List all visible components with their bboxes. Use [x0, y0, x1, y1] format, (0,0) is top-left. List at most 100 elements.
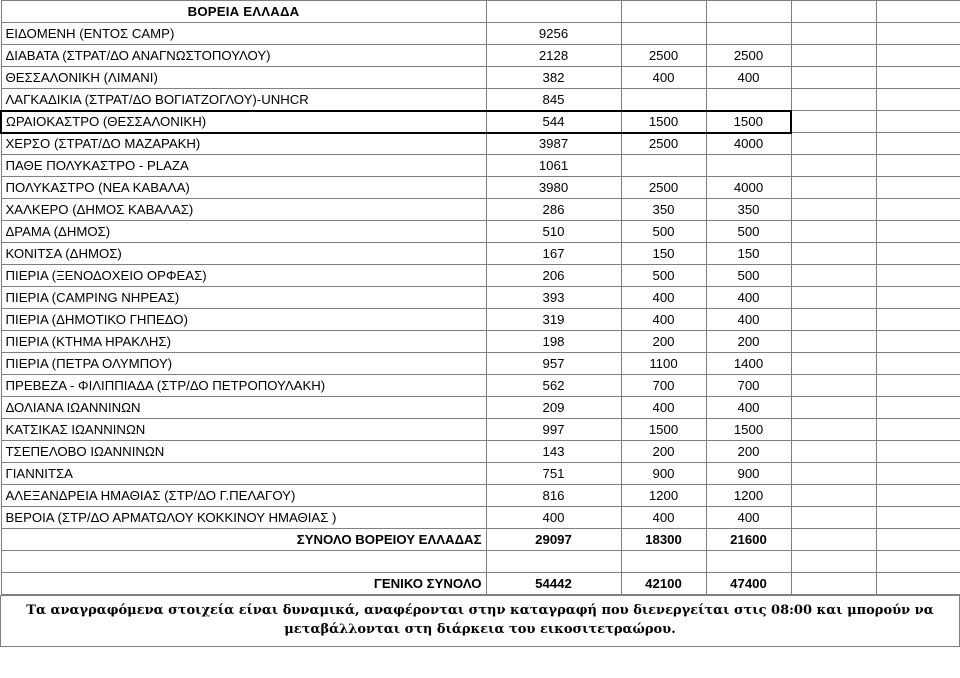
- row-blank-cell-1[interactable]: [790, 440, 877, 463]
- header-blank-cell-1[interactable]: [485, 0, 622, 23]
- row-value-cell-2[interactable]: 1500: [620, 109, 707, 134]
- row-value-cell-3[interactable]: 900: [705, 462, 792, 485]
- row-value-cell-1[interactable]: 9256: [485, 22, 622, 45]
- row-value-cell-1[interactable]: 957: [485, 352, 622, 375]
- row-value-cell-3[interactable]: 400: [705, 506, 792, 529]
- row-value-cell-3[interactable]: 500: [705, 264, 792, 287]
- row-name-cell[interactable]: ΚΑΤΣΙΚΑΣ ΙΩΑΝΝΙΝΩΝ: [0, 418, 487, 441]
- subtotal-row-label[interactable]: ΣΥΝΟΛΟ ΒΟΡΕΙΟΥ ΕΛΛΑΔΑΣ: [0, 528, 487, 551]
- row-value-cell-1[interactable]: 167: [485, 242, 622, 265]
- row-value-cell-3[interactable]: 200: [705, 330, 792, 353]
- row-blank-cell-2[interactable]: [875, 396, 960, 419]
- row-value-cell-2[interactable]: 200: [620, 440, 707, 463]
- row-value-cell-1[interactable]: 393: [485, 286, 622, 309]
- row-blank-cell-1[interactable]: [790, 154, 877, 177]
- header-blank-cell-2[interactable]: [620, 0, 707, 23]
- row-value-cell-1[interactable]: 562: [485, 374, 622, 397]
- row-blank-cell-1[interactable]: [790, 484, 877, 507]
- row-value-cell-1[interactable]: 751: [485, 462, 622, 485]
- row-blank-cell-1[interactable]: [790, 242, 877, 265]
- row-name-cell[interactable]: ΕΙΔΟΜΕΝΗ (ΕΝΤΟΣ CAMP): [0, 22, 487, 45]
- row-name-cell[interactable]: ΔΡΑΜΑ (ΔΗΜΟΣ): [0, 220, 487, 243]
- row-value-cell-3[interactable]: 350: [705, 198, 792, 221]
- row-value-cell-2[interactable]: [620, 22, 707, 45]
- row-value-cell-1[interactable]: 544: [485, 109, 622, 134]
- row-blank-cell-1[interactable]: [790, 308, 877, 331]
- row-blank-cell-2[interactable]: [875, 462, 960, 485]
- row-value-cell-1[interactable]: 3987: [485, 132, 622, 155]
- row-name-cell[interactable]: ΠΙΕΡΙΑ (ΔΗΜΟΤΙΚΟ ΓΗΠΕΔΟ): [0, 308, 487, 331]
- row-blank-cell-1[interactable]: [790, 330, 877, 353]
- row-blank-cell-2[interactable]: [875, 110, 960, 133]
- row-value-cell-2[interactable]: [620, 88, 707, 111]
- row-name-cell[interactable]: ΠΑΘΕ ΠΟΛΥΚΑΣΤΡΟ - PLAZA: [0, 154, 487, 177]
- subtotal-row-value-2[interactable]: 18300: [620, 528, 707, 551]
- row-value-cell-1[interactable]: 2128: [485, 44, 622, 67]
- row-blank-cell-1[interactable]: [790, 506, 877, 529]
- row-value-cell-2[interactable]: 2500: [620, 44, 707, 67]
- row-value-cell-2[interactable]: 400: [620, 308, 707, 331]
- row-value-cell-2[interactable]: 150: [620, 242, 707, 265]
- spacer-row-label[interactable]: [0, 550, 487, 573]
- row-blank-cell-1[interactable]: [790, 264, 877, 287]
- row-name-cell[interactable]: ΩΡΑΙΟΚΑΣΤΡΟ (ΘΕΣΣΑΛΟΝΙΚΗ): [0, 109, 487, 134]
- row-name-cell[interactable]: ΒΕΡΟΙΑ (ΣΤΡ/ΔΟ ΑΡΜΑΤΩΛΟΥ ΚΟΚΚΙΝΟΥ ΗΜΑΘΙΑ…: [0, 506, 487, 529]
- row-value-cell-2[interactable]: 1100: [620, 352, 707, 375]
- row-value-cell-2[interactable]: 400: [620, 66, 707, 89]
- subtotal-row-blank-1[interactable]: [790, 528, 877, 551]
- row-blank-cell-2[interactable]: [875, 22, 960, 45]
- row-name-cell[interactable]: ΑΛΕΞΑΝΔΡΕΙΑ ΗΜΑΘΙΑΣ (ΣΤΡ/ΔΟ Γ.ΠΕΛΑΓΟΥ): [0, 484, 487, 507]
- row-name-cell[interactable]: ΓΙΑΝΝΙΤΣΑ: [0, 462, 487, 485]
- row-name-cell[interactable]: ΔΙΑΒΑΤΑ (ΣΤΡΑΤ/ΔΟ ΑΝΑΓΝΩΣΤΟΠΟΥΛΟΥ): [0, 44, 487, 67]
- row-value-cell-2[interactable]: 400: [620, 286, 707, 309]
- row-name-cell[interactable]: ΘΕΣΣΑΛΟΝΙΚΗ (ΛΙΜΑΝΙ): [0, 66, 487, 89]
- row-value-cell-3[interactable]: 500: [705, 220, 792, 243]
- row-blank-cell-2[interactable]: [875, 176, 960, 199]
- row-blank-cell-2[interactable]: [875, 374, 960, 397]
- row-value-cell-1[interactable]: 997: [485, 418, 622, 441]
- row-blank-cell-1[interactable]: [790, 198, 877, 221]
- grand-total-row-value-2[interactable]: 42100: [620, 572, 707, 595]
- row-name-cell[interactable]: ΔΟΛΙΑΝΑ ΙΩΑΝΝΙΝΩΝ: [0, 396, 487, 419]
- row-value-cell-2[interactable]: 500: [620, 264, 707, 287]
- header-blank-cell-3[interactable]: [705, 0, 792, 23]
- row-value-cell-1[interactable]: 198: [485, 330, 622, 353]
- row-blank-cell-1[interactable]: [790, 132, 877, 155]
- region-title-cell[interactable]: ΒΟΡΕΙΑ ΕΛΛΑΔΑ: [0, 0, 487, 23]
- spacer-row-value-2[interactable]: [620, 550, 707, 573]
- row-blank-cell-2[interactable]: [875, 198, 960, 221]
- row-name-cell[interactable]: ΠΙΕΡΙΑ (ΠΕΤΡΑ ΟΛΥΜΠΟΥ): [0, 352, 487, 375]
- row-value-cell-2[interactable]: 1200: [620, 484, 707, 507]
- spacer-row-value-1[interactable]: [485, 550, 622, 573]
- subtotal-row-value-1[interactable]: 29097: [485, 528, 622, 551]
- row-name-cell[interactable]: ΠΙΕΡΙΑ (CAMPING ΝΗΡΕΑΣ): [0, 286, 487, 309]
- row-value-cell-2[interactable]: 400: [620, 396, 707, 419]
- row-name-cell[interactable]: ΧΕΡΣΟ (ΣΤΡΑΤ/ΔΟ ΜΑΖΑΡΑΚΗ): [0, 132, 487, 155]
- row-value-cell-2[interactable]: 2500: [620, 132, 707, 155]
- grand-total-row-label[interactable]: ΓΕΝΙΚΟ ΣΥΝΟΛΟ: [0, 572, 487, 595]
- row-blank-cell-2[interactable]: [875, 242, 960, 265]
- row-blank-cell-2[interactable]: [875, 440, 960, 463]
- row-blank-cell-1[interactable]: [790, 396, 877, 419]
- row-blank-cell-2[interactable]: [875, 220, 960, 243]
- row-blank-cell-1[interactable]: [790, 66, 877, 89]
- row-value-cell-1[interactable]: 816: [485, 484, 622, 507]
- subtotal-row-blank-2[interactable]: [875, 528, 960, 551]
- row-value-cell-1[interactable]: 382: [485, 66, 622, 89]
- row-name-cell[interactable]: ΚΟΝΙΤΣΑ (ΔΗΜΟΣ): [0, 242, 487, 265]
- header-blank-cell-4[interactable]: [790, 0, 877, 23]
- row-value-cell-2[interactable]: 700: [620, 374, 707, 397]
- grand-total-row-value-1[interactable]: 54442: [485, 572, 622, 595]
- row-blank-cell-2[interactable]: [875, 418, 960, 441]
- row-value-cell-3[interactable]: 200: [705, 440, 792, 463]
- row-blank-cell-2[interactable]: [875, 484, 960, 507]
- row-blank-cell-1[interactable]: [790, 352, 877, 375]
- row-value-cell-2[interactable]: 350: [620, 198, 707, 221]
- row-value-cell-1[interactable]: 319: [485, 308, 622, 331]
- row-value-cell-3[interactable]: 4000: [705, 176, 792, 199]
- row-blank-cell-2[interactable]: [875, 506, 960, 529]
- row-value-cell-3[interactable]: 1500: [705, 109, 792, 134]
- row-value-cell-2[interactable]: [620, 154, 707, 177]
- row-blank-cell-2[interactable]: [875, 66, 960, 89]
- row-name-cell[interactable]: ΛΑΓΚΑΔΙΚΙΑ (ΣΤΡΑΤ/ΔΟ ΒΟΓΙΑΤΖΟΓΛΟΥ)-UNHCR: [0, 88, 487, 111]
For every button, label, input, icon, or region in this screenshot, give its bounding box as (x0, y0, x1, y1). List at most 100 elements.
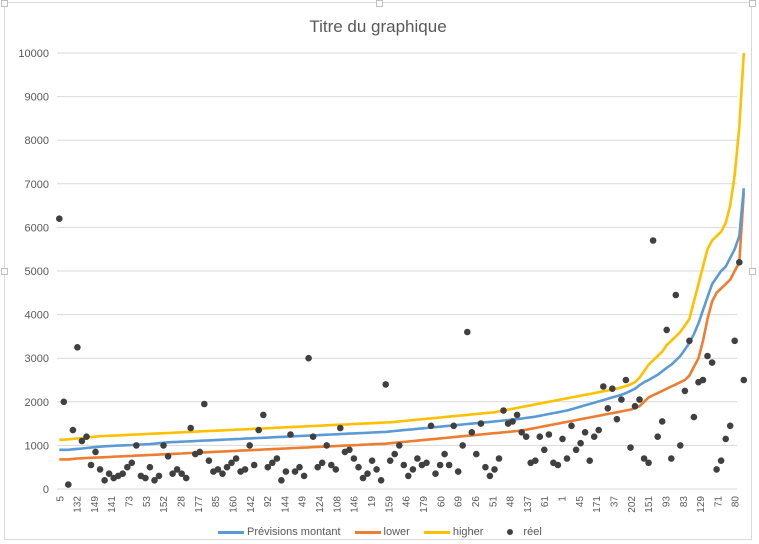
x-tick-label-23: 69 (454, 496, 465, 508)
x-tick-label-36: 83 (679, 496, 690, 508)
reel-point-54 (300, 472, 308, 480)
reel-point-45 (260, 411, 267, 419)
reel-point-48 (273, 455, 281, 462)
reel-point-64 (346, 446, 353, 454)
y-tick-label-5000: 5000 (25, 266, 49, 278)
legend-label-higher: higher (452, 526, 484, 538)
reel-point-112 (563, 455, 571, 462)
x-tick-label-19: 159 (384, 496, 395, 513)
reel-point-69 (368, 457, 376, 465)
x-tick-label-29: 1 (558, 496, 569, 502)
resize-handle-middle-right[interactable] (749, 268, 756, 275)
reel-point-67 (359, 474, 367, 482)
reel-point-107 (541, 446, 548, 454)
reel-point-10 (101, 477, 108, 484)
reel-point-28 (182, 474, 190, 482)
legend-label-previsions: Prévisions montant (247, 526, 341, 538)
reel-point-108 (545, 431, 553, 438)
reel-point-59 (323, 442, 331, 449)
x-tick-label-31: 171 (592, 496, 603, 513)
reel-point-38 (228, 459, 235, 467)
reel-point-8 (92, 448, 99, 456)
x-tick-label-24: 26 (471, 496, 482, 508)
reel-point-95 (486, 472, 494, 480)
reel-point-92 (473, 450, 480, 458)
reel-point-87 (450, 422, 458, 430)
x-tick-label-39: 80 (731, 496, 742, 508)
reel-point-35 (214, 466, 222, 473)
x-tick-label-11: 142 (246, 496, 257, 513)
y-tick-label-6000: 6000 (25, 222, 49, 234)
reel-point-26 (173, 466, 181, 473)
reel-point-7 (87, 461, 95, 469)
reel-point-46 (264, 463, 272, 471)
reel-point-120 (600, 383, 607, 390)
x-tick-label-27: 137 (523, 496, 534, 513)
reel-point-61 (332, 466, 340, 473)
reel-point-145 (713, 466, 720, 473)
reel-point-11 (105, 470, 113, 478)
y-tick-label-2000: 2000 (25, 397, 49, 409)
x-tick-label-30: 45 (575, 496, 586, 508)
reel-point-4 (74, 344, 81, 351)
reel-point-119 (595, 426, 602, 434)
reel-point-134 (663, 326, 670, 334)
series-line-2 (59, 52, 746, 442)
reel-point-20 (146, 463, 154, 471)
reel-point-5 (78, 437, 86, 445)
x-tick-label-28: 61 (540, 496, 551, 508)
reel-point-65 (350, 455, 358, 462)
reel-point-62 (337, 424, 344, 432)
reel-point-101 (513, 411, 521, 419)
legend-item-lower: lower (354, 526, 410, 538)
reel-point-71 (377, 477, 385, 484)
resize-handle-top-left[interactable] (1, 0, 8, 7)
legend-swatch-reel (507, 529, 514, 535)
x-tick-label-15: 124 (315, 496, 326, 513)
x-tick-label-18: 19 (367, 496, 378, 508)
y-tick-label-3000: 3000 (25, 353, 49, 365)
reel-point-129 (640, 455, 648, 462)
reel-point-118 (590, 433, 598, 441)
reel-point-41 (241, 466, 249, 473)
legend-item-higher: higher (423, 526, 484, 538)
reel-point-121 (604, 405, 612, 412)
x-tick-label-16: 108 (332, 496, 343, 513)
x-tick-label-9: 85 (211, 496, 222, 508)
reel-point-81 (423, 459, 430, 467)
reel-point-29 (187, 424, 194, 432)
chart-title: Titre du graphique (309, 17, 447, 36)
x-tick-label-38: 71 (713, 496, 724, 508)
x-tick-label-8: 177 (194, 496, 205, 513)
x-tick-label-3: 141 (107, 496, 118, 513)
reel-point-39 (232, 455, 240, 462)
x-tick-label-13: 144 (280, 496, 291, 513)
x-tick-label-14: 49 (298, 496, 309, 508)
reel-point-56 (309, 433, 317, 441)
reel-point-142 (699, 376, 707, 384)
x-tick-label-7: 28 (177, 496, 188, 508)
reel-point-137 (677, 442, 684, 449)
reel-point-70 (373, 466, 380, 473)
reel-point-117 (586, 457, 593, 465)
reel-point-53 (296, 463, 303, 471)
reel-point-126 (627, 444, 634, 451)
reel-point-110 (554, 461, 562, 469)
reel-point-139 (686, 337, 693, 345)
reel-point-84 (436, 461, 444, 469)
reel-point-100 (509, 418, 516, 425)
resize-handle-middle-left[interactable] (1, 268, 8, 275)
reel-point-77 (405, 472, 412, 480)
reel-point-76 (400, 461, 408, 469)
reel-point-57 (314, 463, 322, 471)
resize-handle-top-center[interactable] (376, 0, 383, 7)
resize-handle-top-right[interactable] (749, 0, 756, 7)
reel-point-44 (255, 426, 262, 434)
reel-point-24 (164, 453, 172, 460)
reel-point-90 (464, 328, 471, 336)
reel-point-52 (291, 468, 299, 475)
series-line-1 (59, 192, 746, 461)
legend-item-previsions: Prévisions montant (218, 526, 341, 538)
reel-point-105 (532, 457, 539, 465)
reel-point-19 (142, 474, 149, 482)
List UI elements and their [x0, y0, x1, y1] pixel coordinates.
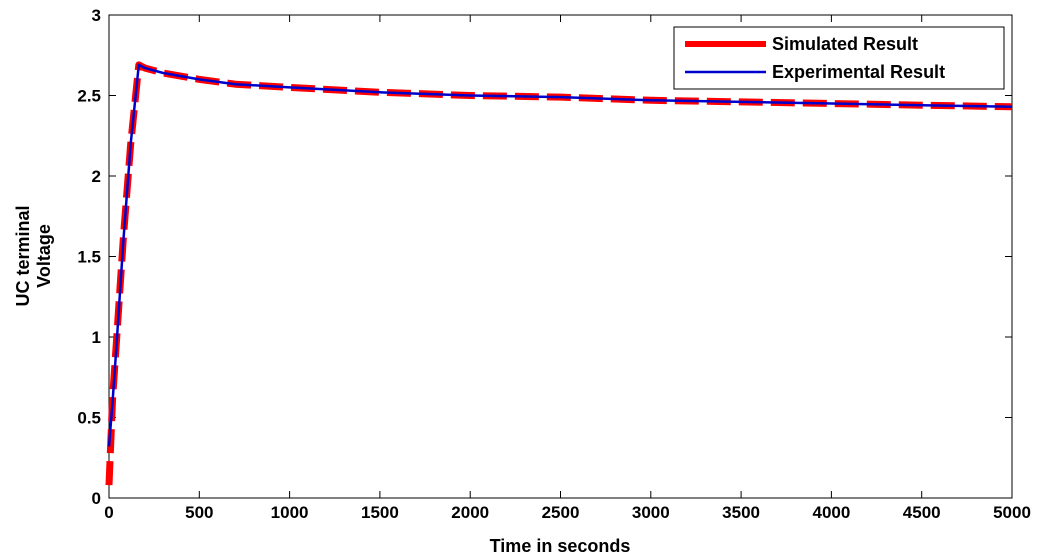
y-axis-title-line-1: UC terminal [13, 205, 33, 306]
y-tick-label: 2.5 [77, 87, 101, 106]
axis-ticks: 0 500 1000 1500 2000 2500 3000 3500 4000 4500 5000… [77, 6, 1031, 522]
y-tick-label: 1.5 [77, 248, 101, 267]
legend-box [673, 26, 1005, 90]
series-line-experimental [107, 63, 1013, 447]
x-tick-label: 3500 [722, 503, 760, 522]
y-tick-label: 0 [92, 489, 101, 508]
x-tick-label: 1000 [271, 503, 309, 522]
x-tick-label: 2500 [542, 503, 580, 522]
x-axis-title: Time in seconds [490, 536, 631, 556]
series-layer [105, 61, 1013, 486]
y-axis-title-line-2: Voltage [34, 224, 54, 288]
y-tick-label: 1 [92, 328, 101, 347]
y-tick-label: 3 [92, 6, 101, 25]
legend-label-experimental: Experimental Result [772, 62, 945, 82]
x-tick-label: 4000 [812, 503, 850, 522]
x-tick-label: 1500 [361, 503, 399, 522]
x-tick-label: 3000 [632, 503, 670, 522]
x-tick-label: 2000 [451, 503, 489, 522]
x-tick-label: 500 [185, 503, 213, 522]
y-tick-label: 0.5 [77, 409, 101, 428]
legend: Simulated Result Experimental Result [673, 26, 1005, 90]
x-tick-label: 5000 [993, 503, 1031, 522]
y-tick-label: 2 [92, 167, 101, 186]
x-tick-label: 4500 [903, 503, 941, 522]
legend-label-simulated: Simulated Result [772, 34, 918, 54]
x-tick-label: 0 [104, 503, 113, 522]
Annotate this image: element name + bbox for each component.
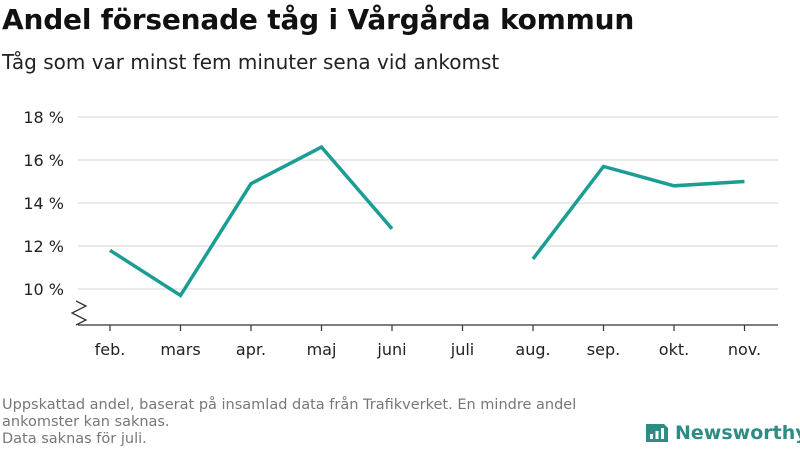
gridlines — [78, 116, 778, 290]
y-tick-label: 10 % — [23, 280, 64, 299]
x-axis — [70, 300, 778, 331]
brand-logo: Newsworthy — [645, 421, 800, 445]
chart-subtitle: Tåg som var minst fem minuter sena vid a… — [2, 50, 500, 74]
x-tick-label: aug. — [515, 340, 550, 359]
y-tick-label: 16 % — [23, 151, 64, 170]
y-tick-label: 12 % — [23, 237, 64, 256]
y-tick-label: 18 % — [23, 108, 64, 127]
x-tick-label: mars — [160, 340, 200, 359]
series-line-segment — [109, 144, 394, 298]
brand-name: Newsworthy — [675, 422, 800, 444]
series-lines — [109, 144, 745, 298]
y-axis-labels: 10 % 12 % 14 % 16 % 18 % — [23, 108, 64, 299]
x-axis-labels: feb. mars apr. maj juni juli aug. sep. okt. nov. — [95, 340, 761, 359]
chart-title: Andel försenade tåg i Vårgårda kommun — [2, 3, 635, 36]
x-tick-label: sep. — [587, 340, 620, 359]
x-tick-label: maj — [307, 340, 337, 359]
line-chart: 10 % 12 % 14 % 16 % 18 % feb. mars apr. maj juni… — [23, 108, 778, 359]
x-tick-label: apr. — [236, 340, 266, 359]
x-tick-label: juni — [376, 340, 406, 359]
x-tick-label: feb. — [95, 340, 126, 359]
footnote-line-1: Uppskattad andel, baserat på insamlad da… — [2, 397, 577, 430]
series-line-segment — [531, 164, 745, 260]
x-tick-label: okt. — [659, 340, 689, 359]
y-tick-label: 14 % — [23, 194, 64, 213]
footnote-line-2: Data saknas för juli. — [2, 431, 147, 447]
x-tick-label: juli — [450, 340, 474, 359]
newsworthy-logo-icon — [646, 424, 668, 442]
footnote: Uppskattad andel, baserat på insamlad da… — [2, 397, 632, 448]
x-tick-label: nov. — [728, 340, 761, 359]
axis-break-mark — [70, 300, 88, 326]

────────────────

*Aufgabenstellung*: Geben Sie den Abschnitt des Materials unverändert aus, der mit der Zeile mit „gridlines — [78, 116, 778, 290]“ beginnt und mit der Zeile mit „x-tick-label: aug. — [515, 340, 550, 359]“ endet, beide Zeilen eingeschlossen.

*Lösung*:
gridlines — [78, 116, 778, 290]
y-tick-label: 10 % — [23, 280, 64, 299]
x-axis — [70, 300, 778, 331]
brand-logo: Newsworthy — [645, 421, 800, 445]
chart-subtitle: Tåg som var minst fem minuter sena vid a… — [2, 50, 500, 74]
x-tick-label: aug. — [515, 340, 550, 359]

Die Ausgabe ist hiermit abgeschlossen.